# RECORDED DATA:
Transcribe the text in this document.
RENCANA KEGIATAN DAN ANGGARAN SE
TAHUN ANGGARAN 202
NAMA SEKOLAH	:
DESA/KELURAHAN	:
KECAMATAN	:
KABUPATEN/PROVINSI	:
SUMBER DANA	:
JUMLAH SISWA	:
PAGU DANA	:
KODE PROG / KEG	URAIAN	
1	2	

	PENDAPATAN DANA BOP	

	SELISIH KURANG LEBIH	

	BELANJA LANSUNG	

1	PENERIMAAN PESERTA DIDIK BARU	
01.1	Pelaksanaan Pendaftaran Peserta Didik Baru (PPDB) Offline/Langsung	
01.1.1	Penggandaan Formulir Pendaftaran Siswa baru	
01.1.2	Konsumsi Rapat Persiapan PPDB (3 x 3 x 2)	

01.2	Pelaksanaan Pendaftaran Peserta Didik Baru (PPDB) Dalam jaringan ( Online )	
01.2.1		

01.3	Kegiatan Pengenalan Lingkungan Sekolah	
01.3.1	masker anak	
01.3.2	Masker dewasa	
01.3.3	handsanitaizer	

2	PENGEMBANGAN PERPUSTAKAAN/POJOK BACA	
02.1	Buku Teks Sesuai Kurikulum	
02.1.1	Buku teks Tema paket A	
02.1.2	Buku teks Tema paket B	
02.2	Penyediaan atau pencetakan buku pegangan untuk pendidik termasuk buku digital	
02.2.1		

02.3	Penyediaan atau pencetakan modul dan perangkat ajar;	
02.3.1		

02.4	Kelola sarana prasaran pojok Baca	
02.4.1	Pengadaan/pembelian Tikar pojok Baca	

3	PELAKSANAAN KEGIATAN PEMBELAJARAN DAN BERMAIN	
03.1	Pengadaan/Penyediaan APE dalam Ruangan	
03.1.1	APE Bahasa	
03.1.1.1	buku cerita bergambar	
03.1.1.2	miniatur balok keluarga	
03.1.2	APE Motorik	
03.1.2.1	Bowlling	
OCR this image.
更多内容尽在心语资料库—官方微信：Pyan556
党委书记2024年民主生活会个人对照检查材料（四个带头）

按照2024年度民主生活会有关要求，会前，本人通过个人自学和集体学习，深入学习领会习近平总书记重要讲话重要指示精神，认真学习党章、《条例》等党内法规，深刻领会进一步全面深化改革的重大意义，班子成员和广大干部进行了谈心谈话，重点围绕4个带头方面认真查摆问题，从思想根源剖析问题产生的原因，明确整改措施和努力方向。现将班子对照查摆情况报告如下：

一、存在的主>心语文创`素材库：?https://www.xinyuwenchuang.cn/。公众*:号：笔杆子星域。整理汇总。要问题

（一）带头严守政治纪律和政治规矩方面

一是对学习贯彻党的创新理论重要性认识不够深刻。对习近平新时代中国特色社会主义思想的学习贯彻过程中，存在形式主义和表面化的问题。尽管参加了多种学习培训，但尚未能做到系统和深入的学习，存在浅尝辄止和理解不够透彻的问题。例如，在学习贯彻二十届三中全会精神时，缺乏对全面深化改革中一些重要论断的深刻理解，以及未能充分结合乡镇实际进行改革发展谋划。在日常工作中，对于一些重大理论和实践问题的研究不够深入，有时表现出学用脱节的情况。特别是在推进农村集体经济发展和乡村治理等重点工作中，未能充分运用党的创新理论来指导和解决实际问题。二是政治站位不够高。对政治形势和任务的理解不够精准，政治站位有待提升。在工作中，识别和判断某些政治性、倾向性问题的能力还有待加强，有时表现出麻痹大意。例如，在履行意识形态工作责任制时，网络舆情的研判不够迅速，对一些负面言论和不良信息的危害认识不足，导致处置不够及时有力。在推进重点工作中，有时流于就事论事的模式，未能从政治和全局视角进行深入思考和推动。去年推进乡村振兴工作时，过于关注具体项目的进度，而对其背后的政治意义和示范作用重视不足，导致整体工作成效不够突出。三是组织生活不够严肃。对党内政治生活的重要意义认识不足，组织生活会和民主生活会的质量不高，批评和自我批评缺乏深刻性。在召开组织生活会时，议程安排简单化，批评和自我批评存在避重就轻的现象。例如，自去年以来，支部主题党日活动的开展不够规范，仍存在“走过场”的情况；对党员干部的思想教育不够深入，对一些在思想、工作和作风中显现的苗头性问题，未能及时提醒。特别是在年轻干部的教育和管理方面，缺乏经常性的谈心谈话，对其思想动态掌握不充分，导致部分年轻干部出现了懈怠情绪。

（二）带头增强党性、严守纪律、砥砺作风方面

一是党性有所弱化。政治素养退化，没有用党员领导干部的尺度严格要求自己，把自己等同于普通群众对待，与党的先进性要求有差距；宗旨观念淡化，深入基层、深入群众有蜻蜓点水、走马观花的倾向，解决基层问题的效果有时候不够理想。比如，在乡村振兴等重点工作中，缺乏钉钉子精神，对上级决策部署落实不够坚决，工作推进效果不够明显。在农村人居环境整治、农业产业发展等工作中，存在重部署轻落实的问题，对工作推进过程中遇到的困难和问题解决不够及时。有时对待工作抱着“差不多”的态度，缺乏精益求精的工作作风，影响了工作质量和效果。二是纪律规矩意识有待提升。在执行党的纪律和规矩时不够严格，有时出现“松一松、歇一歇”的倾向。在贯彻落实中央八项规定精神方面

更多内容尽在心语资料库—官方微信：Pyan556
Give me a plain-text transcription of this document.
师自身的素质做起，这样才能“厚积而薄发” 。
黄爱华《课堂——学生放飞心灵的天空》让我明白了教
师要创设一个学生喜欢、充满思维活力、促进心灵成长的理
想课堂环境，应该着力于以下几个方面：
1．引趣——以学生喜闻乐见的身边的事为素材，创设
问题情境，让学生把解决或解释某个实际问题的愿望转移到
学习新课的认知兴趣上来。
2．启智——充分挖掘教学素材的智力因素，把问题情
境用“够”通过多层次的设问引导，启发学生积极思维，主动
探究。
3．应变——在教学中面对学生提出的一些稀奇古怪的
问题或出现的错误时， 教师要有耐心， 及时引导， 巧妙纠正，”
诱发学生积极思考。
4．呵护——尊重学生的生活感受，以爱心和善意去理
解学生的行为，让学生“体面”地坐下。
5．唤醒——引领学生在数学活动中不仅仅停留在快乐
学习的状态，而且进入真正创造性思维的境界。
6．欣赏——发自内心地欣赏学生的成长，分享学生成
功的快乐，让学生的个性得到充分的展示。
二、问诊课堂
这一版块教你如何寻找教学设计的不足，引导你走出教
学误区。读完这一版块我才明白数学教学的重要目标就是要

# WORK TO COMPLETE:
Extract the full listing above without altering anything.

# EXPECTED ANSWER:
Transcribe the text in this document.
RENCANA KEGIATAN DAN ANGGARAN SE
TAHUN ANGGARAN 202
NAMA SEKOLAH	:
DESA/KELURAHAN	:
KECAMATAN	:
KABUPATEN/PROVINSI	:
SUMBER DANA	:
JUMLAH SISWA	:
PAGU DANA	:
KODE PROG / KEG	URAIAN	
1	2	

	PENDAPATAN DANA BOP	

	SELISIH KURANG LEBIH	

	BELANJA LANSUNG	

1	PENERIMAAN PESERTA DIDIK BARU	
01.1	Pelaksanaan Pendaftaran Peserta Didik Baru (PPDB) Offline/Langsung	
01.1.1	Penggandaan Formulir Pendaftaran Siswa baru	
01.1.2	Konsumsi Rapat Persiapan PPDB (3 x 3 x 2)	

01.2	Pelaksanaan Pendaftaran Peserta Didik Baru (PPDB) Dalam jaringan ( Online )	
01.2.1		

01.3	Kegiatan Pengenalan Lingkungan Sekolah	
01.3.1	masker anak	
01.3.2	Masker dewasa	
01.3.3	handsanitaizer	

2	PENGEMBANGAN PERPUSTAKAAN/POJOK BACA	
02.1	Buku Teks Sesuai Kurikulum	
02.1.1	Buku teks Tema paket A	
02.1.2	Buku teks Tema paket B	
02.2	Penyediaan atau pencetakan buku pegangan untuk pendidik termasuk buku digital	
02.2.1		

02.3	Penyediaan atau pencetakan modul dan perangkat ajar;	
02.3.1		

02.4	Kelola sarana prasaran pojok Baca	
02.4.1	Pengadaan/pembelian Tikar pojok Baca	

3	PELAKSANAAN KEGIATAN PEMBELAJARAN DAN BERMAIN	
03.1	Pengadaan/Penyediaan APE dalam Ruangan	
03.1.1	APE Bahasa	
03.1.1.1	buku cerita bergambar	
03.1.1.2	miniatur balok keluarga	
03.1.2	APE Motorik	
03.1.2.1	Bowlling	
OCR this image.
更多内容尽在心语资料库—官方微信：Pyan556
党委书记2024年民主生活会个人对照检查材料（四个带头）

按照2024年度民主生活会有关要求，会前，本人通过个人自学和集体学习，深入学习领会习近平总书记重要讲话重要指示精神，认真学习党章、《条例》等党内法规，深刻领会进一步全面深化改革的重大意义，班子成员和广大干部进行了谈心谈话，重点围绕4个带头方面认真查摆问题，从思想根源剖析问题产生的原因，明确整改措施和努力方向。现将班子对照查摆情况报告如下：

一、存在的主>心语文创`素材库：?https://www.xinyuwenchuang.cn/。公众*:号：笔杆子星域。整理汇总。要问题

（一）带头严守政治纪律和政治规矩方面

一是对学习贯彻党的创新理论重要性认识不够深刻。对习近平新时代中国特色社会主义思想的学习贯彻过程中，存在形式主义和表面化的问题。尽管参加了多种学习培训，但尚未能做到系统和深入的学习，存在浅尝辄止和理解不够透彻的问题。例如，在学习贯彻二十届三中全会精神时，缺乏对全面深化改革中一些重要论断的深刻理解，以及未能充分结合乡镇实际进行改革发展谋划。在日常工作中，对于一些重大理论和实践问题的研究不够深入，有时表现出学用脱节的情况。特别是在推进农村集体经济发展和乡村治理等重点工作中，未能充分运用党的创新理论来指导和解决实际问题。二是政治站位不够高。对政治形势和任务的理解不够精准，政治站位有待提升。在工作中，识别和判断某些政治性、倾向性问题的能力还有待加强，有时表现出麻痹大意。例如，在履行意识形态工作责任制时，网络舆情的研判不够迅速，对一些负面言论和不良信息的危害认识不足，导致处置不够及时有力。在推进重点工作中，有时流于就事论事的模式，未能从政治和全局视角进行深入思考和推动。去年推进乡村振兴工作时，过于关注具体项目的进度，而对其背后的政治意义和示范作用重视不足，导致整体工作成效不够突出。三是组织生活不够严肃。对党内政治生活的重要意义认识不足，组织生活会和民主生活会的质量不高，批评和自我批评缺乏深刻性。在召开组织生活会时，议程安排简单化，批评和自我批评存在避重就轻的现象。例如，自去年以来，支部主题党日活动的开展不够规范，仍存在“走过场”的情况；对党员干部的思想教育不够深入，对一些在思想、工作和作风中显现的苗头性问题，未能及时提醒。特别是在年轻干部的教育和管理方面，缺乏经常性的谈心谈话，对其思想动态掌握不充分，导致部分年轻干部出现了懈怠情绪。

（二）带头增强党性、严守纪律、砥砺作风方面

一是党性有所弱化。政治素养退化，没有用党员领导干部的尺度严格要求自己，把自己等同于普通群众对待，与党的先进性要求有差距；宗旨观念淡化，深入基层、深入群众有蜻蜓点水、走马观花的倾向，解决基层问题的效果有时候不够理想。比如，在乡村振兴等重点工作中，缺乏钉钉子精神，对上级决策部署落实不够坚决，工作推进效果不够明显。在农村人居环境整治、农业产业发展等工作中，存在重部署轻落实的问题，对工作推进过程中遇到的困难和问题解决不够及时。有时对待工作抱着“差不多”的态度，缺乏精益求精的工作作风，影响了工作质量和效果。二是纪律规矩意识有待提升。在执行党的纪律和规矩时不够严格，有时出现“松一松、歇一歇”的倾向。在贯彻落实中央八项规定精神方面

更多内容尽在心语资料库—官方微信：Pyan556
Give me a plain-text transcription of this document.
师自身的素质做起，这样才能“厚积而薄发” 。
黄爱华《课堂——学生放飞心灵的天空》让我明白了教
师要创设一个学生喜欢、充满思维活力、促进心灵成长的理
想课堂环境，应该着力于以下几个方面：
1．引趣——以学生喜闻乐见的身边的事为素材，创设
问题情境，让学生把解决或解释某个实际问题的愿望转移到
学习新课的认知兴趣上来。
2．启智——充分挖掘教学素材的智力因素，把问题情
境用“够”通过多层次的设问引导，启发学生积极思维，主动
探究。
3．应变——在教学中面对学生提出的一些稀奇古怪的
问题或出现的错误时， 教师要有耐心， 及时引导， 巧妙纠正，”
诱发学生积极思考。
4．呵护——尊重学生的生活感受，以爱心和善意去理
解学生的行为，让学生“体面”地坐下。
5．唤醒——引领学生在数学活动中不仅仅停留在快乐
学习的状态，而且进入真正创造性思维的境界。
6．欣赏——发自内心地欣赏学生的成长，分享学生成
功的快乐，让学生的个性得到充分的展示。
二、问诊课堂
这一版块教你如何寻找教学设计的不足，引导你走出教
学误区。读完这一版块我才明白数学教学的重要目标就是要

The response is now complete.